Your task: Copy out the entries below verbatim, starting at the line that contains "close-icon[interactable] [1215, 21, 1229, 35]" and stopping after the line that contains "range-button[interactable]: All [285, 654, 297, 671]".

Material:
>> START
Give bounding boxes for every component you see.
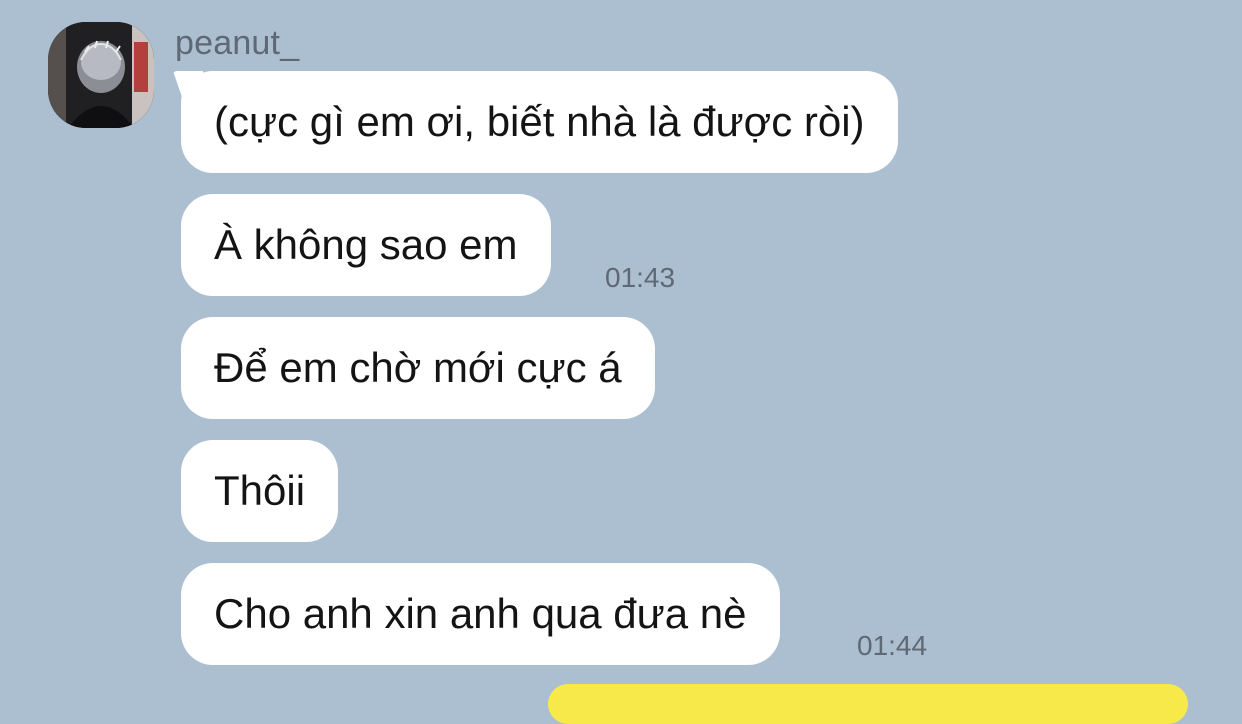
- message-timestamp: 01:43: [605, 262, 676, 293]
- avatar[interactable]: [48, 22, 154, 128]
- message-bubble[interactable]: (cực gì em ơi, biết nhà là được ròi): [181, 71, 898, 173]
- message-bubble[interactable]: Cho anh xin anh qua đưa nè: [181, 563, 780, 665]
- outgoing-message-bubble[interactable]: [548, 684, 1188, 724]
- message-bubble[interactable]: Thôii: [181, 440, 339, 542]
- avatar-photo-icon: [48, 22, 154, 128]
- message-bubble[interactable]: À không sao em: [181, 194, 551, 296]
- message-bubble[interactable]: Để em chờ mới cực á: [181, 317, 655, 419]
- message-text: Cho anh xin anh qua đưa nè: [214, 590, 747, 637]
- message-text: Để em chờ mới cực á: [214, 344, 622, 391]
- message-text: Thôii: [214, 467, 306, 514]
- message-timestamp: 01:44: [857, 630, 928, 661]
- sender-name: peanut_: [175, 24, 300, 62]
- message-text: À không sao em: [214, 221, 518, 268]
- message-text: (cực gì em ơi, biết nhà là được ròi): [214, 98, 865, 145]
>> END
>> START
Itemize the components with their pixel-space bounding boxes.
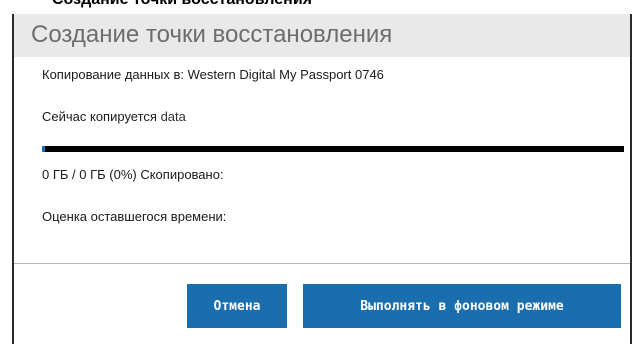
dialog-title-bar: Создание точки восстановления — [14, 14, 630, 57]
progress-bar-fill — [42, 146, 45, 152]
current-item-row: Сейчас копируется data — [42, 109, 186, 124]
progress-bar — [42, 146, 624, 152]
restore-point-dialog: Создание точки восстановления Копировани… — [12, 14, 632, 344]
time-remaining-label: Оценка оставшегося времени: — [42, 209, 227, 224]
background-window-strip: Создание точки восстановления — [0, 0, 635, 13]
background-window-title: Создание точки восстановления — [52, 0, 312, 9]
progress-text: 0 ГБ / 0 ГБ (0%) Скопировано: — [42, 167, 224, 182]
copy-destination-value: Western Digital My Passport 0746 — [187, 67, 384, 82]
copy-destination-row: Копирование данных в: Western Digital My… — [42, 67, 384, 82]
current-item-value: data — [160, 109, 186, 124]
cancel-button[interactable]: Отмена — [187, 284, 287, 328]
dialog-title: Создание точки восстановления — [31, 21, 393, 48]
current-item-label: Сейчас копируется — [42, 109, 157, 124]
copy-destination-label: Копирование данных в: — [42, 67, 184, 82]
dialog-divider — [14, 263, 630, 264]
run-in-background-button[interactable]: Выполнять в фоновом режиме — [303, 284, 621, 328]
>> END
>> START
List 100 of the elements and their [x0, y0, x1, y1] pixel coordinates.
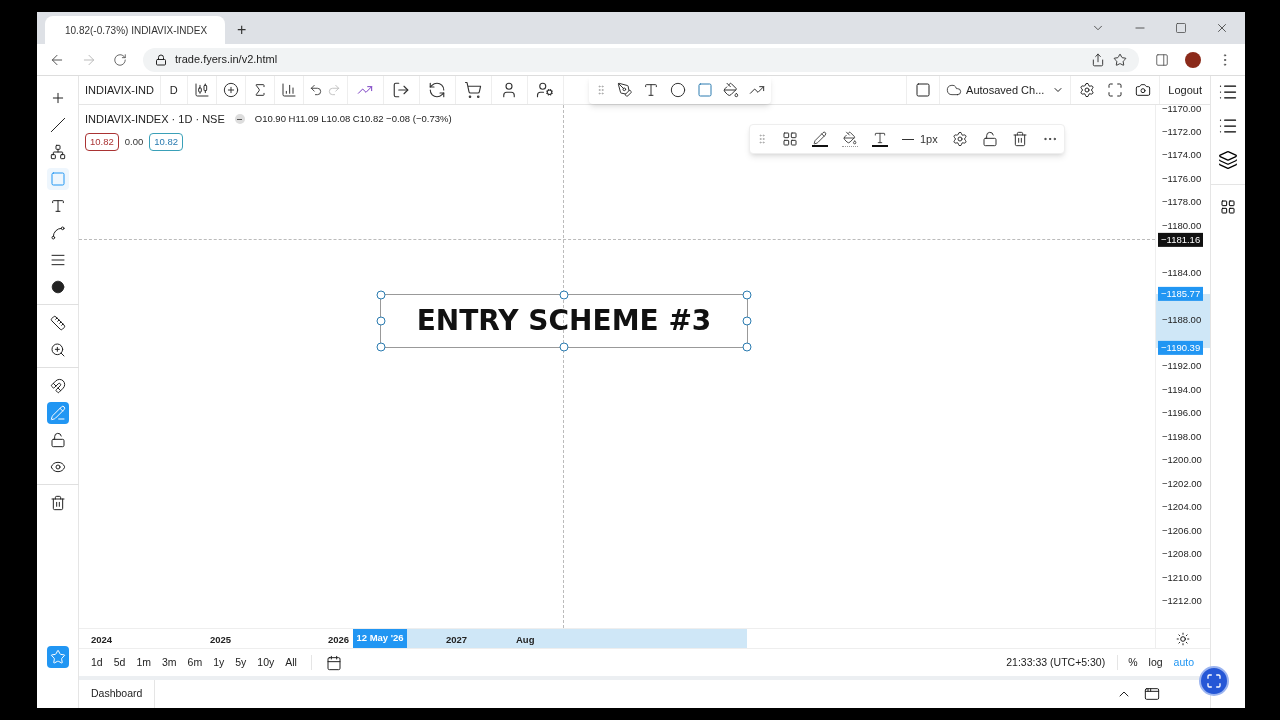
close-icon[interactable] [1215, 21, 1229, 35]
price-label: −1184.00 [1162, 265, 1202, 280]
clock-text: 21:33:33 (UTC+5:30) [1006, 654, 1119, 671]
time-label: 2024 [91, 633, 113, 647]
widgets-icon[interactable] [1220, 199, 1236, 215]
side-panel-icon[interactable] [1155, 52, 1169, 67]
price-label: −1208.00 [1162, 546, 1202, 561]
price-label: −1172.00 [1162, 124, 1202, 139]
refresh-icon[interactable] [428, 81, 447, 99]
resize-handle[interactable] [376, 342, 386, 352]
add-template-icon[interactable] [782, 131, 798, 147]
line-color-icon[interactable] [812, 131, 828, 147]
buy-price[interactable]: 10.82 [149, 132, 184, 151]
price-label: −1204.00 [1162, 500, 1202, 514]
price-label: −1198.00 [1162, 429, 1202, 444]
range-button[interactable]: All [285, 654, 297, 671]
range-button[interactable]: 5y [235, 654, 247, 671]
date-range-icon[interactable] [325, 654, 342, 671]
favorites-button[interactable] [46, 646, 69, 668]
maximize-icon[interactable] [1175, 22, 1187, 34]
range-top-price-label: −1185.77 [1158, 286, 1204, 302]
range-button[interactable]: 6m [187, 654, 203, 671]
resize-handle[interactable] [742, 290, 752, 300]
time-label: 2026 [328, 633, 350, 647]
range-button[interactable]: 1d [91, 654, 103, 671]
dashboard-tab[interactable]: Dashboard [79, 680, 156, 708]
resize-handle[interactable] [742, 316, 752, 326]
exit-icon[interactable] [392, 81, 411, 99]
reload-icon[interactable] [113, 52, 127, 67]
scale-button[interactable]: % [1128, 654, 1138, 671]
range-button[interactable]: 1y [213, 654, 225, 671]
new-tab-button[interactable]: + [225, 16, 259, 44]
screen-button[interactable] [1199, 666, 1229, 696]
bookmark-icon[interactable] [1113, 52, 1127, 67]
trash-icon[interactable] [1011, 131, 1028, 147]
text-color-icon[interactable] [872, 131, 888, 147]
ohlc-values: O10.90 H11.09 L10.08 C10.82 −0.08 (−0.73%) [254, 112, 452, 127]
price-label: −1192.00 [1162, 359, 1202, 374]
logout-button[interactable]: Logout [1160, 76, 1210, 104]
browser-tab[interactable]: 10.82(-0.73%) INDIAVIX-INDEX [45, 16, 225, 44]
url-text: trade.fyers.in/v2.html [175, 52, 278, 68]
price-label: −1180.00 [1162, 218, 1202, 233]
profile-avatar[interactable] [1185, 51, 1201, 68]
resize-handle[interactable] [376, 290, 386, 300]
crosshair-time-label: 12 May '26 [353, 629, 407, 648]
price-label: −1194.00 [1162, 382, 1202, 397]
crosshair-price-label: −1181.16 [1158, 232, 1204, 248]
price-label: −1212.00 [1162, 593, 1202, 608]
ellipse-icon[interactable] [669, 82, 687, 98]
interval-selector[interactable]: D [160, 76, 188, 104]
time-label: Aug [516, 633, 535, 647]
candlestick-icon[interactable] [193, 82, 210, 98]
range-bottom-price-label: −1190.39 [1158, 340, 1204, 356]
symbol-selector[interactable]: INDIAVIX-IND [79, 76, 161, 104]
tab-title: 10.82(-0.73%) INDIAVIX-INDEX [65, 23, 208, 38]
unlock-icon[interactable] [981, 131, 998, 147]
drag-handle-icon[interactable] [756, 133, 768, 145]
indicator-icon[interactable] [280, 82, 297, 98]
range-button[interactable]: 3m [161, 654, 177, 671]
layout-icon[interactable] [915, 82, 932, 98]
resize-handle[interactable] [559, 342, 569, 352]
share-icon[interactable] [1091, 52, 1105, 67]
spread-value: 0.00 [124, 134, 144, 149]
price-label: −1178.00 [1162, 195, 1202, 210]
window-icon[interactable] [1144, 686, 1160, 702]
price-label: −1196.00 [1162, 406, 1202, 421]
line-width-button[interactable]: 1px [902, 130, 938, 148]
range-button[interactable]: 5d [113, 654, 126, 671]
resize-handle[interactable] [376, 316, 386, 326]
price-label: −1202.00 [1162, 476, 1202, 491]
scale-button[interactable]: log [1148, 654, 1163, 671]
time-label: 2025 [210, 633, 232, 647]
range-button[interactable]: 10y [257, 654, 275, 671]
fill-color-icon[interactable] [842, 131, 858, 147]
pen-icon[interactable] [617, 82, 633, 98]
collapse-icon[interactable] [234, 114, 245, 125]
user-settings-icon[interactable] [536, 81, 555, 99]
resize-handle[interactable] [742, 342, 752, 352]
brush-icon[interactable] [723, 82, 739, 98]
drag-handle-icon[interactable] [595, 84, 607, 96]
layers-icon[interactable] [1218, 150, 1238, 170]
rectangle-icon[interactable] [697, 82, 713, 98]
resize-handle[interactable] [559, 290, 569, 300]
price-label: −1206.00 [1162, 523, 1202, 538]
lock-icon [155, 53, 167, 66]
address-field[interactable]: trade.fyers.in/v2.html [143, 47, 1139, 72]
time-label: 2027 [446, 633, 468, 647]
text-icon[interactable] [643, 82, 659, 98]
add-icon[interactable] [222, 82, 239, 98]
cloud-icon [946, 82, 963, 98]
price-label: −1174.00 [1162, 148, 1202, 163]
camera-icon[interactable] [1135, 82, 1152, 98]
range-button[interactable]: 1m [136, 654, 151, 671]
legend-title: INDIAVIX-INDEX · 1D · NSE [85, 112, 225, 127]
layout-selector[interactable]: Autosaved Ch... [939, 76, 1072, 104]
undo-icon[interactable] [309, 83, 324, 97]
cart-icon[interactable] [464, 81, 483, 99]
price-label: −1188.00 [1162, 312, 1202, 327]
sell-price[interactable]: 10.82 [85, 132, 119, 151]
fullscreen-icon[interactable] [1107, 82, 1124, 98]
>> END
Response below:
close-icon[interactable] [1215, 21, 1229, 35]
price-label: −1184.00 [1162, 265, 1202, 280]
clock-text: 21:33:33 (UTC+5:30) [1006, 654, 1119, 671]
time-label: 2024 [91, 633, 113, 647]
widgets-icon[interactable] [1220, 199, 1236, 215]
side-panel-icon[interactable] [1155, 52, 1169, 67]
price-label: −1208.00 [1162, 546, 1202, 561]
price-label: −1172.00 [1162, 124, 1202, 139]
refresh-icon[interactable] [428, 81, 447, 99]
resize-handle[interactable] [376, 342, 386, 352]
add-template-icon[interactable] [782, 131, 798, 147]
line-color-icon[interactable] [812, 131, 828, 147]
buy-price[interactable]: 10.82 [149, 132, 184, 151]
price-label: −1204.00 [1162, 500, 1202, 514]
price-label: −1198.00 [1162, 429, 1202, 444]
range-button[interactable]: All [285, 654, 297, 671]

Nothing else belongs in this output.